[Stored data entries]
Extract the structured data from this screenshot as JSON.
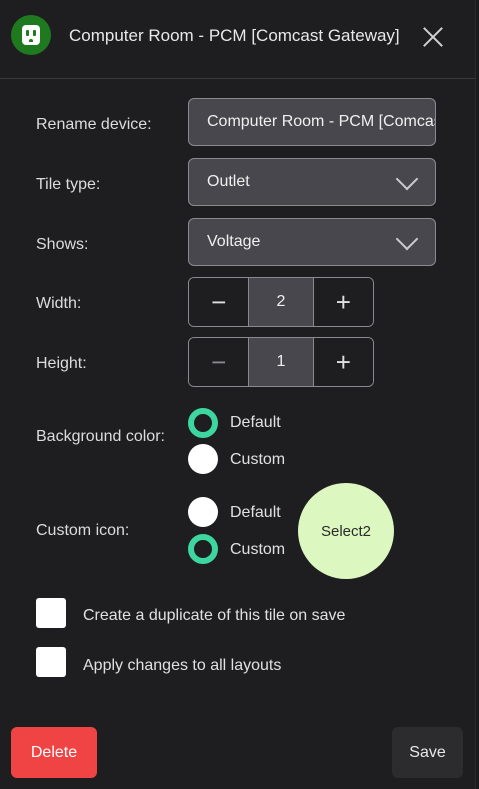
{
  "header": {
    "title": "Computer Room - PCM [Comcast Gateway]",
    "icon": "outlet-icon",
    "icon_bg": "#1f7a1f"
  },
  "form": {
    "rename_label": "Rename device:",
    "rename_value": "Computer Room - PCM [Comcast Gateway]",
    "tile_type_label": "Tile type:",
    "tile_type_value": "Outlet",
    "shows_label": "Shows:",
    "shows_value": "Voltage",
    "width_label": "Width:",
    "width_value": "2",
    "height_label": "Height:",
    "height_value": "1",
    "stepper_minus": "−",
    "stepper_plus": "+",
    "bg_color_label": "Background color:",
    "bg_color_options": [
      "Default",
      "Custom"
    ],
    "bg_color_selected": "Default",
    "custom_icon_label": "Custom icon:",
    "custom_icon_options": [
      "Default",
      "Custom"
    ],
    "custom_icon_selected": "Custom",
    "select_button": "Select2",
    "duplicate_label": "Create a duplicate of this tile on save",
    "apply_all_label": "Apply changes to all layouts"
  },
  "footer": {
    "delete_label": "Delete",
    "save_label": "Save"
  },
  "colors": {
    "accent": "#3ed6a0",
    "delete": "#f04444",
    "select_bubble": "#dcf7c0"
  }
}
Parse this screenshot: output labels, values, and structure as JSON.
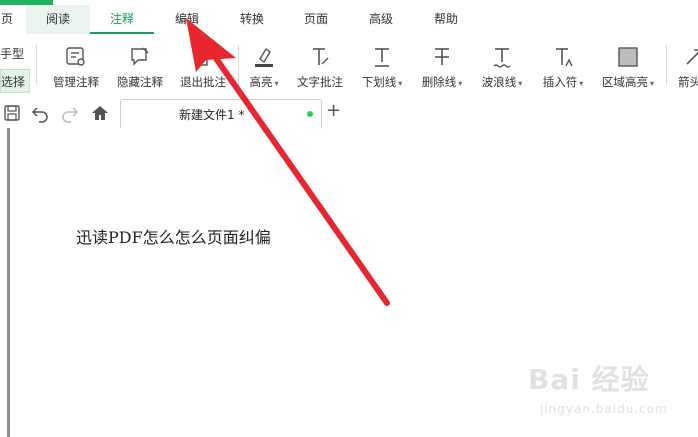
{
  "menubar": {
    "tabs": [
      {
        "label": "页"
      },
      {
        "label": "阅读"
      },
      {
        "label": "注释"
      },
      {
        "label": "编辑"
      },
      {
        "label": "转换"
      },
      {
        "label": "页面"
      },
      {
        "label": "高级"
      },
      {
        "label": "帮助"
      }
    ],
    "active_tab": "注释",
    "accent_color": "#1c9e57"
  },
  "left_partial": {
    "top_label": "手型",
    "bottom_label": "选择"
  },
  "ribbon": {
    "tools": [
      {
        "label": "管理注释",
        "icon": "manage-annotations-icon"
      },
      {
        "label": "隐藏注释",
        "icon": "hide-annotations-icon"
      },
      {
        "label": "退出批注",
        "icon": "exit-annotation-icon"
      },
      {
        "label": "高亮",
        "icon": "highlight-icon",
        "dropdown": true
      },
      {
        "label": "文字批注",
        "icon": "text-annotation-icon"
      },
      {
        "label": "下划线",
        "icon": "underline-icon",
        "dropdown": true
      },
      {
        "label": "删除线",
        "icon": "strikethrough-icon",
        "dropdown": true
      },
      {
        "label": "波浪线",
        "icon": "wavy-line-icon",
        "dropdown": true
      },
      {
        "label": "插入符",
        "icon": "caret-insert-icon",
        "dropdown": true
      },
      {
        "label": "区域高亮",
        "icon": "area-highlight-icon",
        "dropdown": true
      },
      {
        "label": "箭头",
        "icon": "arrow-icon"
      }
    ],
    "dropdown_glyph": "▾"
  },
  "tabbar": {
    "doc_tab_title": "新建文件1 *",
    "new_tab_glyph": "+",
    "unsaved_dot_color": "#2ecc55"
  },
  "document": {
    "text": "迅读PDF怎么怎么页面纠偏"
  },
  "watermark": {
    "line1": "Bai 经验",
    "line2": "jingyan.baidu.com"
  },
  "annotation_arrow_color": "#e8262f"
}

» What is expected
Keep the pictures out of your copy, and repeat every entry above exactly.

» Task response
Extract the structured data from this screenshot as JSON.
{
  "header": {
    "title": "Computer Room - PCM [Comcast Gateway]",
    "icon": "outlet-icon",
    "icon_bg": "#1f7a1f"
  },
  "form": {
    "rename_label": "Rename device:",
    "rename_value": "Computer Room - PCM [Comcast Gateway]",
    "tile_type_label": "Tile type:",
    "tile_type_value": "Outlet",
    "shows_label": "Shows:",
    "shows_value": "Voltage",
    "width_label": "Width:",
    "width_value": "2",
    "height_label": "Height:",
    "height_value": "1",
    "stepper_minus": "−",
    "stepper_plus": "+",
    "bg_color_label": "Background color:",
    "bg_color_options": [
      "Default",
      "Custom"
    ],
    "bg_color_selected": "Default",
    "custom_icon_label": "Custom icon:",
    "custom_icon_options": [
      "Default",
      "Custom"
    ],
    "custom_icon_selected": "Custom",
    "select_button": "Select2",
    "duplicate_label": "Create a duplicate of this tile on save",
    "apply_all_label": "Apply changes to all layouts"
  },
  "footer": {
    "delete_label": "Delete",
    "save_label": "Save"
  },
  "colors": {
    "accent": "#3ed6a0",
    "delete": "#f04444",
    "select_bubble": "#dcf7c0"
  }
}
Parse this screenshot: output labels, values, and structure as JSON.
{
  "menubar": {
    "tabs": [
      {
        "label": "页"
      },
      {
        "label": "阅读"
      },
      {
        "label": "注释"
      },
      {
        "label": "编辑"
      },
      {
        "label": "转换"
      },
      {
        "label": "页面"
      },
      {
        "label": "高级"
      },
      {
        "label": "帮助"
      }
    ],
    "active_tab": "注释",
    "accent_color": "#1c9e57"
  },
  "left_partial": {
    "top_label": "手型",
    "bottom_label": "选择"
  },
  "ribbon": {
    "tools": [
      {
        "label": "管理注释",
        "icon": "manage-annotations-icon"
      },
      {
        "label": "隐藏注释",
        "icon": "hide-annotations-icon"
      },
      {
        "label": "退出批注",
        "icon": "exit-annotation-icon"
      },
      {
        "label": "高亮",
        "icon": "highlight-icon",
        "dropdown": true
      },
      {
        "label": "文字批注",
        "icon": "text-annotation-icon"
      },
      {
        "label": "下划线",
        "icon": "underline-icon",
        "dropdown": true
      },
      {
        "label": "删除线",
        "icon": "strikethrough-icon",
        "dropdown": true
      },
      {
        "label": "波浪线",
        "icon": "wavy-line-icon",
        "dropdown": true
      },
      {
        "label": "插入符",
        "icon": "caret-insert-icon",
        "dropdown": true
      },
      {
        "label": "区域高亮",
        "icon": "area-highlight-icon",
        "dropdown": true
      },
      {
        "label": "箭头",
        "icon": "arrow-icon"
      }
    ],
    "dropdown_glyph": "▾"
  },
  "tabbar": {
    "doc_tab_title": "新建文件1 *",
    "new_tab_glyph": "+",
    "unsaved_dot_color": "#2ecc55"
  },
  "document": {
    "text": "迅读PDF怎么怎么页面纠偏"
  },
  "watermark": {
    "line1": "Bai 经验",
    "line2": "jingyan.baidu.com"
  },
  "annotation_arrow_color": "#e8262f"
}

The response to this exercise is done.